ENTRIES SHOWN:

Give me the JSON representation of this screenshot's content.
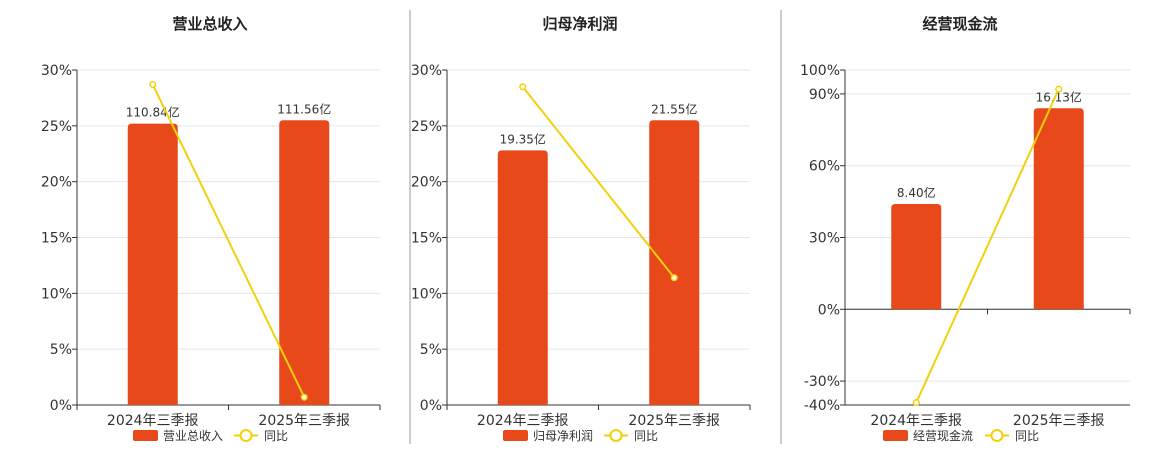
{
  "colors": {
    "bar": "#E8491B",
    "line": "#F2D10C",
    "grid": "#E4E6EC",
    "axis": "#333333",
    "divider": "#999999"
  },
  "chart_data": [
    {
      "type": "bar",
      "title": "营业总收入",
      "categories": [
        "2024年三季报",
        "2025年三季报"
      ],
      "ylim": [
        0,
        30
      ],
      "yticks": [
        0,
        5,
        10,
        15,
        20,
        25,
        30
      ],
      "ytick_labels": [
        "0%",
        "5%",
        "10%",
        "15%",
        "20%",
        "25%",
        "30%"
      ],
      "grid": true,
      "legend_position": "bottom",
      "series": [
        {
          "name": "营业总收入",
          "type": "bar",
          "values": [
            25.2,
            25.5
          ],
          "labels": [
            "110.84亿",
            "111.56亿"
          ]
        },
        {
          "name": "同比",
          "type": "line",
          "values": [
            28.7,
            0.7
          ]
        }
      ]
    },
    {
      "type": "bar",
      "title": "归母净利润",
      "categories": [
        "2024年三季报",
        "2025年三季报"
      ],
      "ylim": [
        0,
        30
      ],
      "yticks": [
        0,
        5,
        10,
        15,
        20,
        25,
        30
      ],
      "ytick_labels": [
        "0%",
        "5%",
        "10%",
        "15%",
        "20%",
        "25%",
        "30%"
      ],
      "grid": true,
      "legend_position": "bottom",
      "series": [
        {
          "name": "归母净利润",
          "type": "bar",
          "values": [
            22.8,
            25.5
          ],
          "labels": [
            "19.35亿",
            "21.55亿"
          ]
        },
        {
          "name": "同比",
          "type": "line",
          "values": [
            28.5,
            11.4
          ]
        }
      ]
    },
    {
      "type": "bar",
      "title": "经营现金流",
      "categories": [
        "2024年三季报",
        "2025年三季报"
      ],
      "ylim": [
        -40,
        100
      ],
      "yticks": [
        -40,
        -30,
        0,
        30,
        60,
        90,
        100
      ],
      "ytick_labels": [
        "-40%",
        "-30%",
        "0%",
        "30%",
        "60%",
        "90%",
        "100%"
      ],
      "grid": true,
      "legend_position": "bottom",
      "series": [
        {
          "name": "经营现金流",
          "type": "bar",
          "values": [
            44,
            84
          ],
          "labels": [
            "8.40亿",
            "16.13亿"
          ]
        },
        {
          "name": "同比",
          "type": "line",
          "values": [
            -39,
            92
          ]
        }
      ]
    }
  ]
}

INSTRUCTIONS TO FOLLOW:
Quote the records in full and exactly; skip any image.

COMPLETE OUTPUT:
Give me the JSON representation of this screenshot's content.
{
  "colors": {
    "bar": "#E8491B",
    "line": "#F2D10C",
    "grid": "#E4E6EC",
    "axis": "#333333",
    "divider": "#999999"
  },
  "chart_data": [
    {
      "type": "bar",
      "title": "营业总收入",
      "categories": [
        "2024年三季报",
        "2025年三季报"
      ],
      "ylim": [
        0,
        30
      ],
      "yticks": [
        0,
        5,
        10,
        15,
        20,
        25,
        30
      ],
      "ytick_labels": [
        "0%",
        "5%",
        "10%",
        "15%",
        "20%",
        "25%",
        "30%"
      ],
      "grid": true,
      "legend_position": "bottom",
      "series": [
        {
          "name": "营业总收入",
          "type": "bar",
          "values": [
            25.2,
            25.5
          ],
          "labels": [
            "110.84亿",
            "111.56亿"
          ]
        },
        {
          "name": "同比",
          "type": "line",
          "values": [
            28.7,
            0.7
          ]
        }
      ]
    },
    {
      "type": "bar",
      "title": "归母净利润",
      "categories": [
        "2024年三季报",
        "2025年三季报"
      ],
      "ylim": [
        0,
        30
      ],
      "yticks": [
        0,
        5,
        10,
        15,
        20,
        25,
        30
      ],
      "ytick_labels": [
        "0%",
        "5%",
        "10%",
        "15%",
        "20%",
        "25%",
        "30%"
      ],
      "grid": true,
      "legend_position": "bottom",
      "series": [
        {
          "name": "归母净利润",
          "type": "bar",
          "values": [
            22.8,
            25.5
          ],
          "labels": [
            "19.35亿",
            "21.55亿"
          ]
        },
        {
          "name": "同比",
          "type": "line",
          "values": [
            28.5,
            11.4
          ]
        }
      ]
    },
    {
      "type": "bar",
      "title": "经营现金流",
      "categories": [
        "2024年三季报",
        "2025年三季报"
      ],
      "ylim": [
        -40,
        100
      ],
      "yticks": [
        -40,
        -30,
        0,
        30,
        60,
        90,
        100
      ],
      "ytick_labels": [
        "-40%",
        "-30%",
        "0%",
        "30%",
        "60%",
        "90%",
        "100%"
      ],
      "grid": true,
      "legend_position": "bottom",
      "series": [
        {
          "name": "经营现金流",
          "type": "bar",
          "values": [
            44,
            84
          ],
          "labels": [
            "8.40亿",
            "16.13亿"
          ]
        },
        {
          "name": "同比",
          "type": "line",
          "values": [
            -39,
            92
          ]
        }
      ]
    }
  ]
}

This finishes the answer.